• [Set task] Which lines fall between the line holding "What data populates" and the line holding "Extract the structured", inclusive? Retype them exactly, without the pictures, and add nothing else.

• [Given records]
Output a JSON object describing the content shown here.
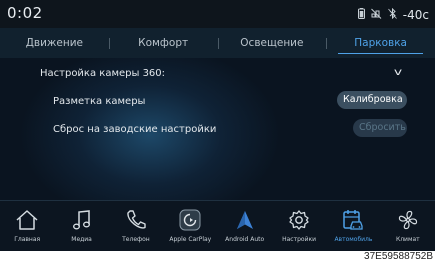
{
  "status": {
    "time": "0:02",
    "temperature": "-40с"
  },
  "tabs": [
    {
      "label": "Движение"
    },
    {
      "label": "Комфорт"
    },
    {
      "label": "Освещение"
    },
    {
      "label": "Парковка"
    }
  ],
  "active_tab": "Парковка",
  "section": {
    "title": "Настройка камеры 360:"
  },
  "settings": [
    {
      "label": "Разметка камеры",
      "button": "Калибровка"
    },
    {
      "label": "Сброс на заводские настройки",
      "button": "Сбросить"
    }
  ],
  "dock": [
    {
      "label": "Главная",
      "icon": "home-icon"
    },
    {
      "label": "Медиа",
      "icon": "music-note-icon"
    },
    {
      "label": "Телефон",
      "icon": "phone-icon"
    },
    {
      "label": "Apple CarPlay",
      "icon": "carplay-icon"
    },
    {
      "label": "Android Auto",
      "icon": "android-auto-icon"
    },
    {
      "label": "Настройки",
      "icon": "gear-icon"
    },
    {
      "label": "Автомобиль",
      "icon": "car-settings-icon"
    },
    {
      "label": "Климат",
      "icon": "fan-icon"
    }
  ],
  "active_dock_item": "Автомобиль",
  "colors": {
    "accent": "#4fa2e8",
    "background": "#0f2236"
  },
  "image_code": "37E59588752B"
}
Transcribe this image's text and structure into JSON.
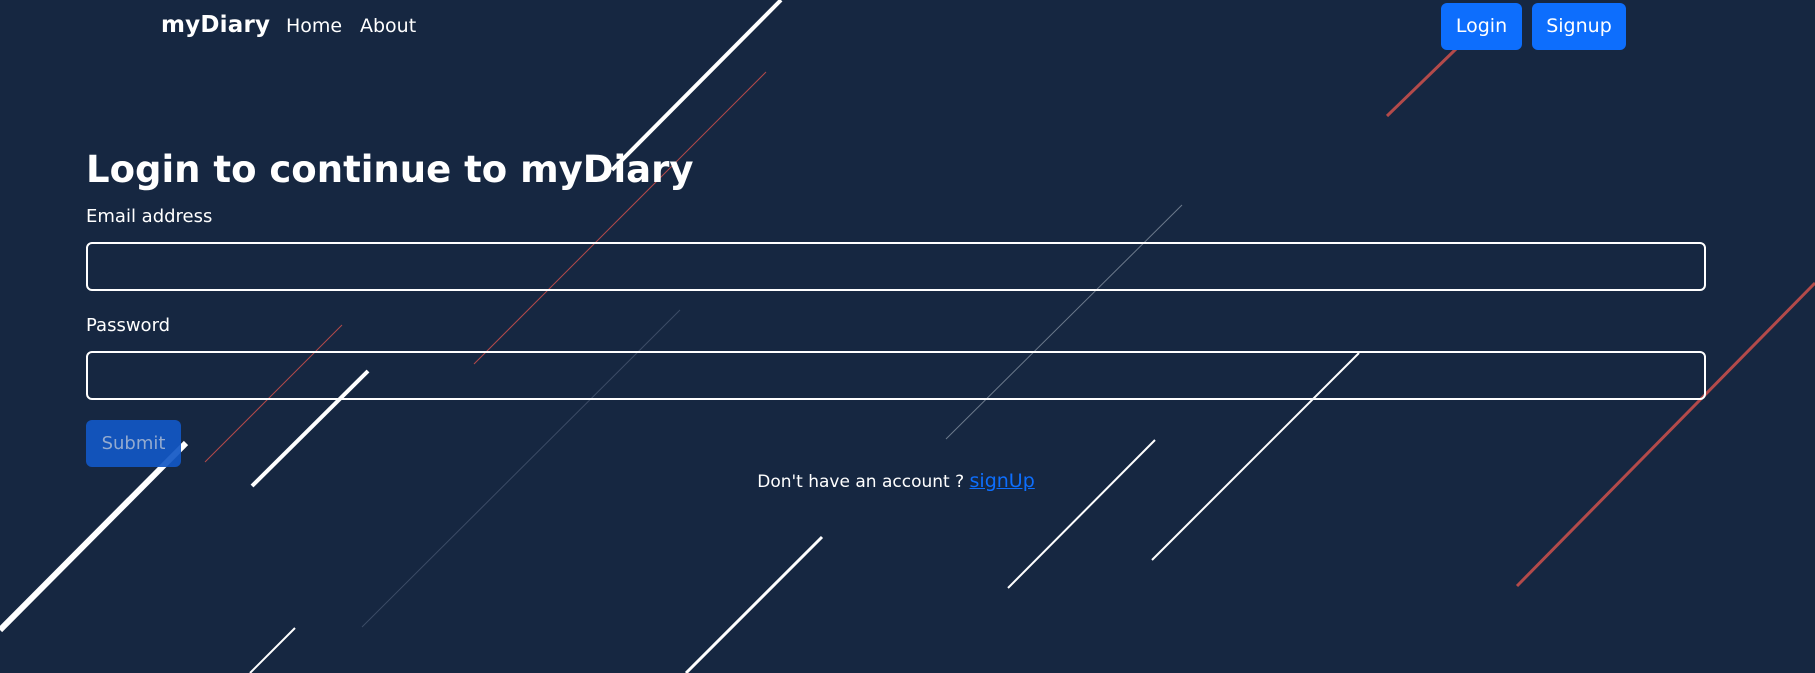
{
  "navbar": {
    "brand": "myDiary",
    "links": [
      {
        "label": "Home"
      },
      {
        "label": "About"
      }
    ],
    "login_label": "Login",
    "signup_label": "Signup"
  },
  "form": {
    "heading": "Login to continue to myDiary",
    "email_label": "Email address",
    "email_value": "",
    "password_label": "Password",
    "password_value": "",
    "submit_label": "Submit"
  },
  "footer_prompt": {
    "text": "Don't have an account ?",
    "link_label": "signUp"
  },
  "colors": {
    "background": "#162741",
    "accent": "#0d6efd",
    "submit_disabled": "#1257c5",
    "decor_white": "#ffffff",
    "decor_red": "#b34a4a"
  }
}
...
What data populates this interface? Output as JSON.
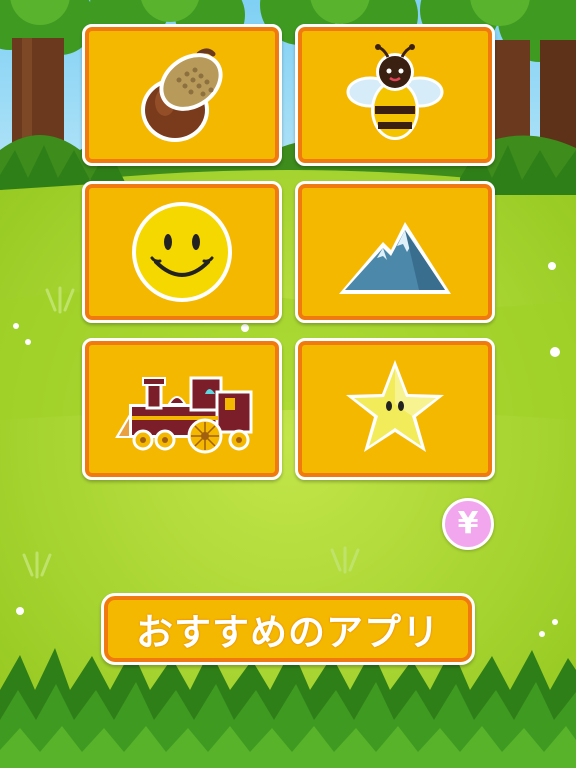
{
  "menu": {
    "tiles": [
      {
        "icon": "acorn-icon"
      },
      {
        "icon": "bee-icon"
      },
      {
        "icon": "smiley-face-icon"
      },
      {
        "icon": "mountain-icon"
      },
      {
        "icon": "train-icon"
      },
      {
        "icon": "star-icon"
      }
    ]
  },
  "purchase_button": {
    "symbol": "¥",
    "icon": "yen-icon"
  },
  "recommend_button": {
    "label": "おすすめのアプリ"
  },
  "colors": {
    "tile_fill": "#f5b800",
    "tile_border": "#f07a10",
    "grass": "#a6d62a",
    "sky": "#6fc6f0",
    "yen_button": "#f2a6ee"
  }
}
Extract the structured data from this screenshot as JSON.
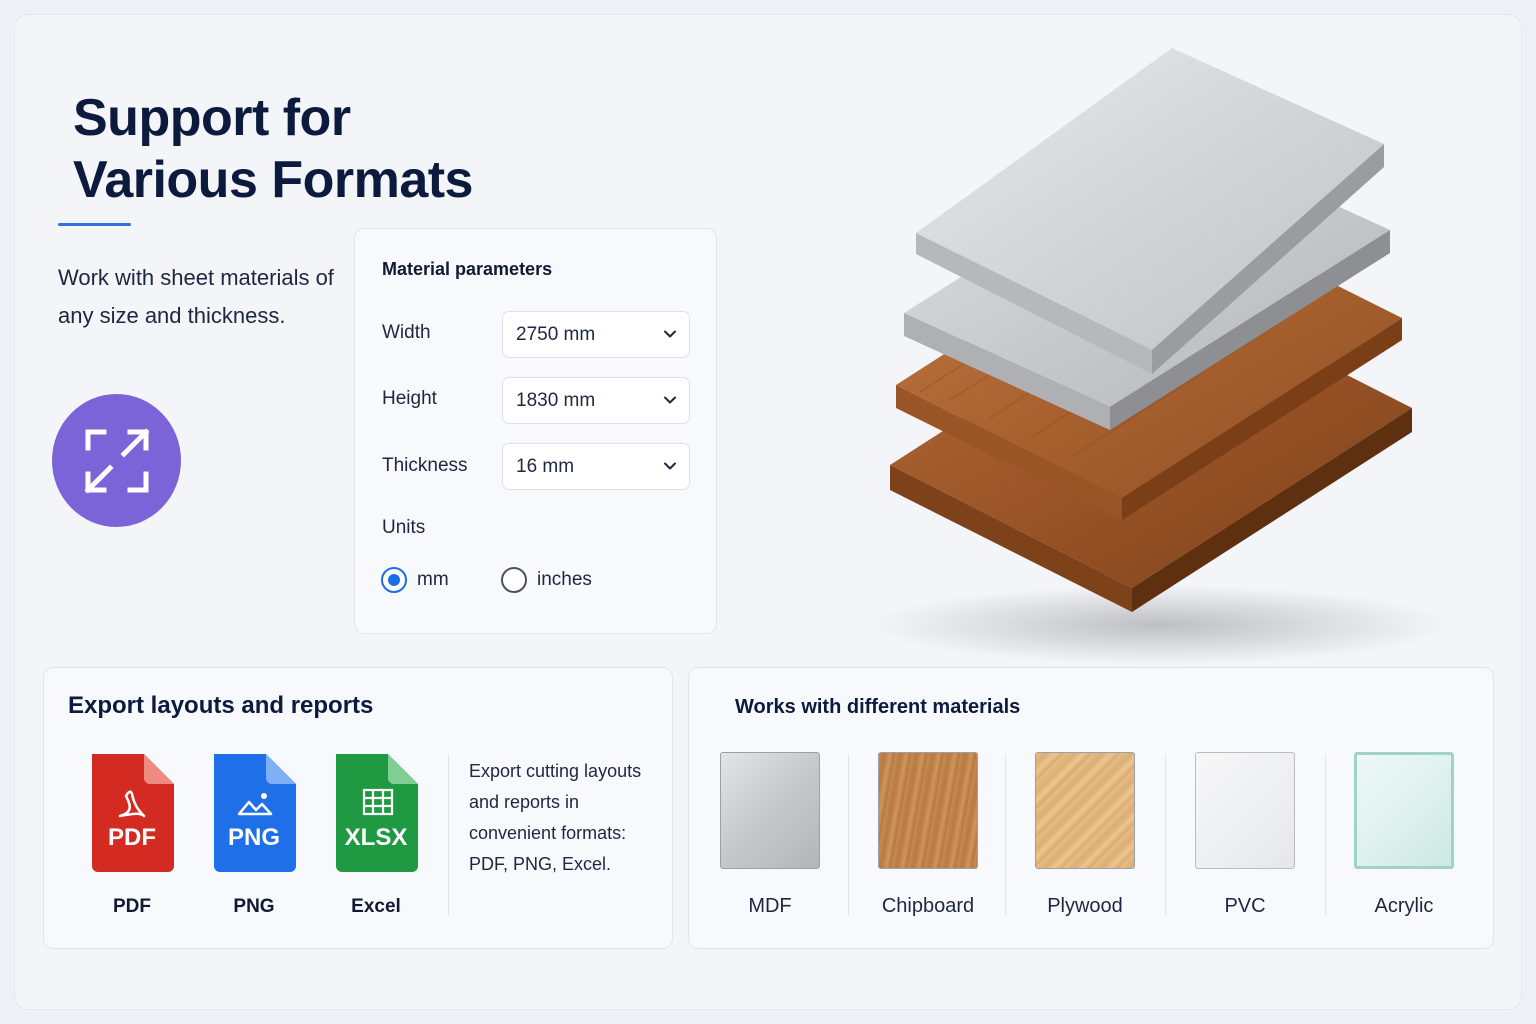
---
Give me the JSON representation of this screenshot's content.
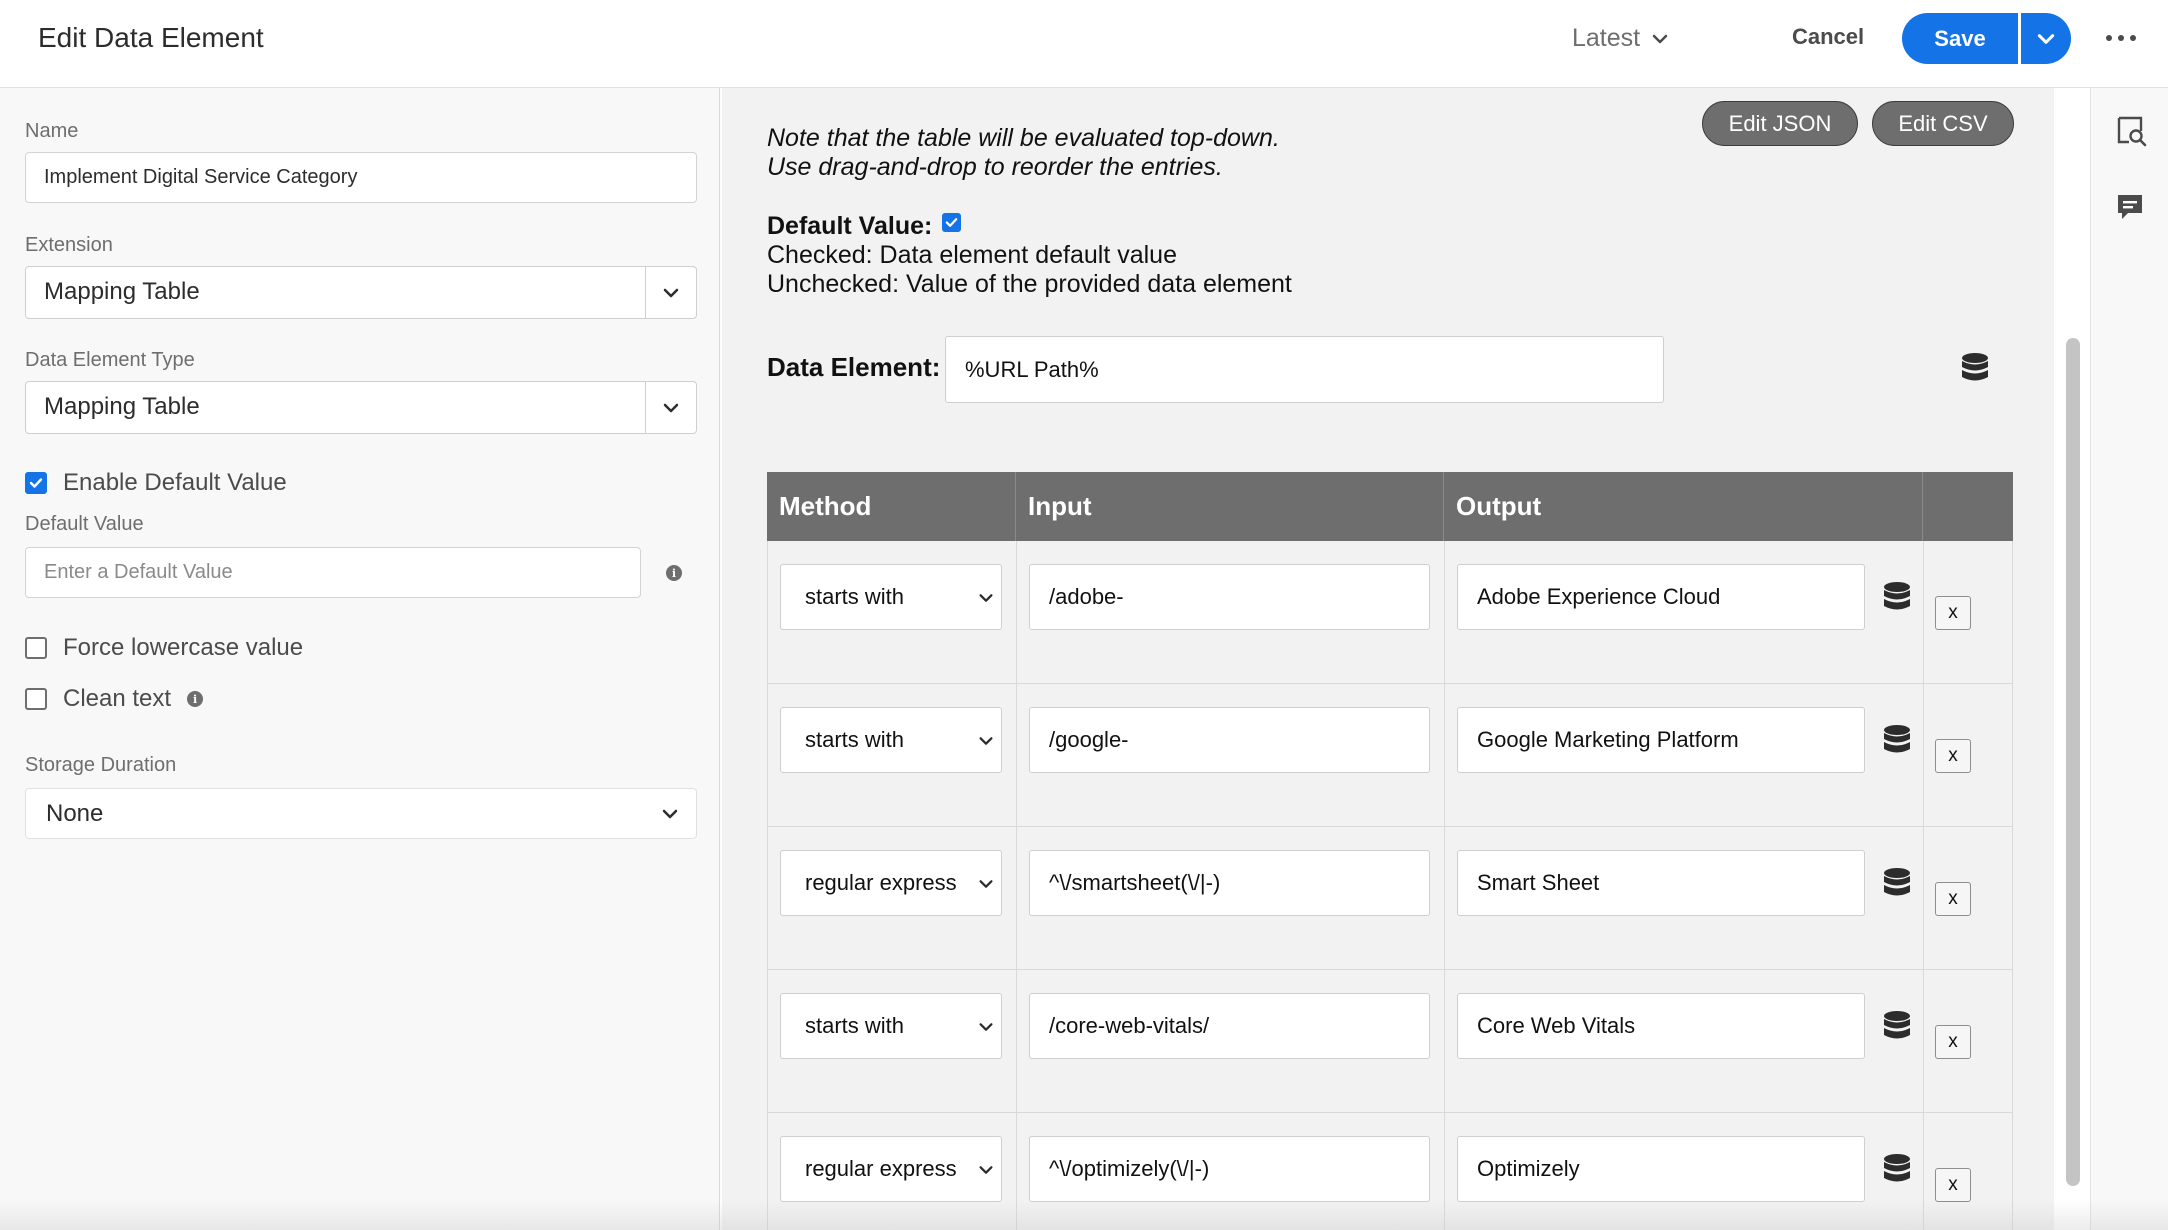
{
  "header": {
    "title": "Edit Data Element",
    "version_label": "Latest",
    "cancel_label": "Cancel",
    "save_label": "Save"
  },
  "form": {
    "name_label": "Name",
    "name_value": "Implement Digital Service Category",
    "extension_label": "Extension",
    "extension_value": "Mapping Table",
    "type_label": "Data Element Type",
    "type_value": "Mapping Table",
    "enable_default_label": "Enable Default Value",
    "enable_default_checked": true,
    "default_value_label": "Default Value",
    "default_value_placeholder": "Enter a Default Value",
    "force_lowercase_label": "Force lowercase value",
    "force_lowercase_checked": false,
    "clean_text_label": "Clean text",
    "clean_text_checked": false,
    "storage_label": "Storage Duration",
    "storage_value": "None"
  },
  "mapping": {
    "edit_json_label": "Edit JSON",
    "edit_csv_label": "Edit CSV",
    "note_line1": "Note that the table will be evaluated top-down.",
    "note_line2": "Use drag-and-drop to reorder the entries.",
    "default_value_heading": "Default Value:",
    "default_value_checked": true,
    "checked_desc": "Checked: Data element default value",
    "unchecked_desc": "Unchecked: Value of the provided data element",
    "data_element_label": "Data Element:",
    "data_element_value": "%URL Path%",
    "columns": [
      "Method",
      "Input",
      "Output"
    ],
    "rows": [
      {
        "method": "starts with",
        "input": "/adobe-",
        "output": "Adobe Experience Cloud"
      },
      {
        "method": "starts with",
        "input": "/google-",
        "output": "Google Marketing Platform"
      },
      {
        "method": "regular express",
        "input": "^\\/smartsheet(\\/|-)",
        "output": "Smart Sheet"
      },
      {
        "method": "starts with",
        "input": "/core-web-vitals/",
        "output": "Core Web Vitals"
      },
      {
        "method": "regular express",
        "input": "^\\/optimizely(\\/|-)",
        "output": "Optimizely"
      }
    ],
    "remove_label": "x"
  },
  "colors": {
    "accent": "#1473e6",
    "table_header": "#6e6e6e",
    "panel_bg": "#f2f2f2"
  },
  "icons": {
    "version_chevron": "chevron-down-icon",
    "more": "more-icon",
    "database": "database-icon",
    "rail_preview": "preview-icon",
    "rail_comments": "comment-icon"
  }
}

• [Result]
What data populates this interface? Output as JSON.
{
  "menu": {
    "tiles": [
      {
        "icon": "acorn-icon"
      },
      {
        "icon": "bee-icon"
      },
      {
        "icon": "smiley-face-icon"
      },
      {
        "icon": "mountain-icon"
      },
      {
        "icon": "train-icon"
      },
      {
        "icon": "star-icon"
      }
    ]
  },
  "purchase_button": {
    "symbol": "¥",
    "icon": "yen-icon"
  },
  "recommend_button": {
    "label": "おすすめのアプリ"
  },
  "colors": {
    "tile_fill": "#f5b800",
    "tile_border": "#f07a10",
    "grass": "#a6d62a",
    "sky": "#6fc6f0",
    "yen_button": "#f2a6ee"
  }
}
Extract the structured data from this screenshot as JSON.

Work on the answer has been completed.